▶ Exercise objective
Would you restate all the data that follows, word for word?

▶ Dataset extract

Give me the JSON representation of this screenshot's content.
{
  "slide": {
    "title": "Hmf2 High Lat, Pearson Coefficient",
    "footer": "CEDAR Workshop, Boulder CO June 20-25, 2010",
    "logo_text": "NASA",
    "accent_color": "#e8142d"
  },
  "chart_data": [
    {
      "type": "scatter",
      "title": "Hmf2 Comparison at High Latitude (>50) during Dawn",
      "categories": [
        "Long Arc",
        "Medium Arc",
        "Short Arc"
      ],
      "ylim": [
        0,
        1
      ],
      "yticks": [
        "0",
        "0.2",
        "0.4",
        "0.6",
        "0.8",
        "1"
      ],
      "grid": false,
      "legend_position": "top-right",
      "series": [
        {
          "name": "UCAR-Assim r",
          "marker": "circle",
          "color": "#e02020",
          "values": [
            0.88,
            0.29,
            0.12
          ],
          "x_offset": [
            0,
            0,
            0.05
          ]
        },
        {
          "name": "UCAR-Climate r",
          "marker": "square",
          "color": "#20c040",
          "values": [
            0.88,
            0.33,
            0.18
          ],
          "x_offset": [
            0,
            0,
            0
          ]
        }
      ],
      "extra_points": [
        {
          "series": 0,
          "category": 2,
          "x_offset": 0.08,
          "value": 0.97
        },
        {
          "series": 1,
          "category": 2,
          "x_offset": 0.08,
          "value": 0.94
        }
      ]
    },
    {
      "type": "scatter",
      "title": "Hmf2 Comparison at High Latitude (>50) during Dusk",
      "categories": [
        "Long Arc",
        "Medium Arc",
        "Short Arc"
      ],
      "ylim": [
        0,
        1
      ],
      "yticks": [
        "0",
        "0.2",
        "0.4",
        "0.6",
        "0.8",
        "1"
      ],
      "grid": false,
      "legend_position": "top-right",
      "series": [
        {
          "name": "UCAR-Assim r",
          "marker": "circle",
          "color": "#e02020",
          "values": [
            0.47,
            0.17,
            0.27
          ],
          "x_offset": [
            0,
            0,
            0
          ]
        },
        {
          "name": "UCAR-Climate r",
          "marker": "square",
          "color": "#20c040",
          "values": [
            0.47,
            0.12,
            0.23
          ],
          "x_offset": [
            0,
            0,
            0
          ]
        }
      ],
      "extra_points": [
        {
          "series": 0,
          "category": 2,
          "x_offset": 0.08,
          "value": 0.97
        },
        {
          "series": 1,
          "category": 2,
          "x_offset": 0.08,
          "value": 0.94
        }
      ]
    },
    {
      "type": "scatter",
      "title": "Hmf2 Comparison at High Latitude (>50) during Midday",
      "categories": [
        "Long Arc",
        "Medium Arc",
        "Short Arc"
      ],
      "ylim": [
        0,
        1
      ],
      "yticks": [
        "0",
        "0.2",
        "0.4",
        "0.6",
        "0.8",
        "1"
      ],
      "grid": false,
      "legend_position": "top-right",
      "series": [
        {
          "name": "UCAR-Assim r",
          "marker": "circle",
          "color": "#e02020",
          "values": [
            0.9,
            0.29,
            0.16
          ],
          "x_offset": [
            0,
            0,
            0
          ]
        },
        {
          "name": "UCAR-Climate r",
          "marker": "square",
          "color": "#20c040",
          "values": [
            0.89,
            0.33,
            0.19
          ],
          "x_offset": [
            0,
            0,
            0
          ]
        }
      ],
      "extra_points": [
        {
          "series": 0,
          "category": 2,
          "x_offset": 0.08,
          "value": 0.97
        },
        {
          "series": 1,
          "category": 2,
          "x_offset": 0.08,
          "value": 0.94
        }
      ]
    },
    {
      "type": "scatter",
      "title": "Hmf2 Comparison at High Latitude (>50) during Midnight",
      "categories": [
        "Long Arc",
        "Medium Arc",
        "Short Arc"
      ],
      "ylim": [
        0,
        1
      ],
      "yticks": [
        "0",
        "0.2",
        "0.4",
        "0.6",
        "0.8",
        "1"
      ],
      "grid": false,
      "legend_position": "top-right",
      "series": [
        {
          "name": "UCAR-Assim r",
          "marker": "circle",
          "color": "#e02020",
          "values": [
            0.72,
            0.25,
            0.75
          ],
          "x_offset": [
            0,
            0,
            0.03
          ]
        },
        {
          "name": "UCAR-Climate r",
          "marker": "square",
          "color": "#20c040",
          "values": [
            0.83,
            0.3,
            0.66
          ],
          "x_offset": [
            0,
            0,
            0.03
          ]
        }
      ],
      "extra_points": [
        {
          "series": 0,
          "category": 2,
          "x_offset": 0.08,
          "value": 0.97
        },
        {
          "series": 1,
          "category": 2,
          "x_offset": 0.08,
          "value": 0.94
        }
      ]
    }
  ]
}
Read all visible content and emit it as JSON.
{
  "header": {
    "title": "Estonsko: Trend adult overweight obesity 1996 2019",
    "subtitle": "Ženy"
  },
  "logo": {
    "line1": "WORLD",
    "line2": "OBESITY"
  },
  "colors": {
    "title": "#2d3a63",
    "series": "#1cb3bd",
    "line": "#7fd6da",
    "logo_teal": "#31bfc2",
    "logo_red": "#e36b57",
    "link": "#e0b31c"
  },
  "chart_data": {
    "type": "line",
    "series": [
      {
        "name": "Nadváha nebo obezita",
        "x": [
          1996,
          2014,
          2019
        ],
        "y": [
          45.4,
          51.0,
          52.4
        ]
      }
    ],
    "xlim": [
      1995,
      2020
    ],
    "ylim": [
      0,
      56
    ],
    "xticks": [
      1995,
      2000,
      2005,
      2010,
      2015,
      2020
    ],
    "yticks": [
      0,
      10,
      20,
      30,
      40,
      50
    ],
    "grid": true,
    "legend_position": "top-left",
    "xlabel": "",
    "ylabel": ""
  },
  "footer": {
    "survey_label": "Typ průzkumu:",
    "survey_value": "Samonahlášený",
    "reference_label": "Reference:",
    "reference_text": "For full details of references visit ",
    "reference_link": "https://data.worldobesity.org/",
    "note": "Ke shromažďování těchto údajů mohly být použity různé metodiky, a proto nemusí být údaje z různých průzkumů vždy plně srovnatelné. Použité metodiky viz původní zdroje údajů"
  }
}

▶ Reply to the exercise
Give me the JSON representation of this screenshot's content.
{
  "slide": {
    "title": "Hmf2 High Lat, Pearson Coefficient",
    "footer": "CEDAR Workshop, Boulder CO June 20-25, 2010",
    "logo_text": "NASA",
    "accent_color": "#e8142d"
  },
  "chart_data": [
    {
      "type": "scatter",
      "title": "Hmf2 Comparison at High Latitude (>50) during Dawn",
      "categories": [
        "Long Arc",
        "Medium Arc",
        "Short Arc"
      ],
      "ylim": [
        0,
        1
      ],
      "yticks": [
        "0",
        "0.2",
        "0.4",
        "0.6",
        "0.8",
        "1"
      ],
      "grid": false,
      "legend_position": "top-right",
      "series": [
        {
          "name": "UCAR-Assim r",
          "marker": "circle",
          "color": "#e02020",
          "values": [
            0.88,
            0.29,
            0.12
          ],
          "x_offset": [
            0,
            0,
            0.05
          ]
        },
        {
          "name": "UCAR-Climate r",
          "marker": "square",
          "color": "#20c040",
          "values": [
            0.88,
            0.33,
            0.18
          ],
          "x_offset": [
            0,
            0,
            0
          ]
        }
      ],
      "extra_points": [
        {
          "series": 0,
          "category": 2,
          "x_offset": 0.08,
          "value": 0.97
        },
        {
          "series": 1,
          "category": 2,
          "x_offset": 0.08,
          "value": 0.94
        }
      ]
    },
    {
      "type": "scatter",
      "title": "Hmf2 Comparison at High Latitude (>50) during Dusk",
      "categories": [
        "Long Arc",
        "Medium Arc",
        "Short Arc"
      ],
      "ylim": [
        0,
        1
      ],
      "yticks": [
        "0",
        "0.2",
        "0.4",
        "0.6",
        "0.8",
        "1"
      ],
      "grid": false,
      "legend_position": "top-right",
      "series": [
        {
          "name": "UCAR-Assim r",
          "marker": "circle",
          "color": "#e02020",
          "values": [
            0.47,
            0.17,
            0.27
          ],
          "x_offset": [
            0,
            0,
            0
          ]
        },
        {
          "name": "UCAR-Climate r",
          "marker": "square",
          "color": "#20c040",
          "values": [
            0.47,
            0.12,
            0.23
          ],
          "x_offset": [
            0,
            0,
            0
          ]
        }
      ],
      "extra_points": [
        {
          "series": 0,
          "category": 2,
          "x_offset": 0.08,
          "value": 0.97
        },
        {
          "series": 1,
          "category": 2,
          "x_offset": 0.08,
          "value": 0.94
        }
      ]
    },
    {
      "type": "scatter",
      "title": "Hmf2 Comparison at High Latitude (>50) during Midday",
      "categories": [
        "Long Arc",
        "Medium Arc",
        "Short Arc"
      ],
      "ylim": [
        0,
        1
      ],
      "yticks": [
        "0",
        "0.2",
        "0.4",
        "0.6",
        "0.8",
        "1"
      ],
      "grid": false,
      "legend_position": "top-right",
      "series": [
        {
          "name": "UCAR-Assim r",
          "marker": "circle",
          "color": "#e02020",
          "values": [
            0.9,
            0.29,
            0.16
          ],
          "x_offset": [
            0,
            0,
            0
          ]
        },
        {
          "name": "UCAR-Climate r",
          "marker": "square",
          "color": "#20c040",
          "values": [
            0.89,
            0.33,
            0.19
          ],
          "x_offset": [
            0,
            0,
            0
          ]
        }
      ],
      "extra_points": [
        {
          "series": 0,
          "category": 2,
          "x_offset": 0.08,
          "value": 0.97
        },
        {
          "series": 1,
          "category": 2,
          "x_offset": 0.08,
          "value": 0.94
        }
      ]
    },
    {
      "type": "scatter",
      "title": "Hmf2 Comparison at High Latitude (>50) during Midnight",
      "categories": [
        "Long Arc",
        "Medium Arc",
        "Short Arc"
      ],
      "ylim": [
        0,
        1
      ],
      "yticks": [
        "0",
        "0.2",
        "0.4",
        "0.6",
        "0.8",
        "1"
      ],
      "grid": false,
      "legend_position": "top-right",
      "series": [
        {
          "name": "UCAR-Assim r",
          "marker": "circle",
          "color": "#e02020",
          "values": [
            0.72,
            0.25,
            0.75
          ],
          "x_offset": [
            0,
            0,
            0.03
          ]
        },
        {
          "name": "UCAR-Climate r",
          "marker": "square",
          "color": "#20c040",
          "values": [
            0.83,
            0.3,
            0.66
          ],
          "x_offset": [
            0,
            0,
            0.03
          ]
        }
      ],
      "extra_points": [
        {
          "series": 0,
          "category": 2,
          "x_offset": 0.08,
          "value": 0.97
        },
        {
          "series": 1,
          "category": 2,
          "x_offset": 0.08,
          "value": 0.94
        }
      ]
    }
  ]
}
Read all visible content and emit it as JSON.
{
  "header": {
    "title": "Estonsko: Trend adult overweight obesity 1996 2019",
    "subtitle": "Ženy"
  },
  "logo": {
    "line1": "WORLD",
    "line2": "OBESITY"
  },
  "colors": {
    "title": "#2d3a63",
    "series": "#1cb3bd",
    "line": "#7fd6da",
    "logo_teal": "#31bfc2",
    "logo_red": "#e36b57",
    "link": "#e0b31c"
  },
  "chart_data": {
    "type": "line",
    "series": [
      {
        "name": "Nadváha nebo obezita",
        "x": [
          1996,
          2014,
          2019
        ],
        "y": [
          45.4,
          51.0,
          52.4
        ]
      }
    ],
    "xlim": [
      1995,
      2020
    ],
    "ylim": [
      0,
      56
    ],
    "xticks": [
      1995,
      2000,
      2005,
      2010,
      2015,
      2020
    ],
    "yticks": [
      0,
      10,
      20,
      30,
      40,
      50
    ],
    "grid": true,
    "legend_position": "top-left",
    "xlabel": "",
    "ylabel": ""
  },
  "footer": {
    "survey_label": "Typ průzkumu:",
    "survey_value": "Samonahlášený",
    "reference_label": "Reference:",
    "reference_text": "For full details of references visit ",
    "reference_link": "https://data.worldobesity.org/",
    "note": "Ke shromažďování těchto údajů mohly být použity různé metodiky, a proto nemusí být údaje z různých průzkumů vždy plně srovnatelné. Použité metodiky viz původní zdroje údajů"
  }
}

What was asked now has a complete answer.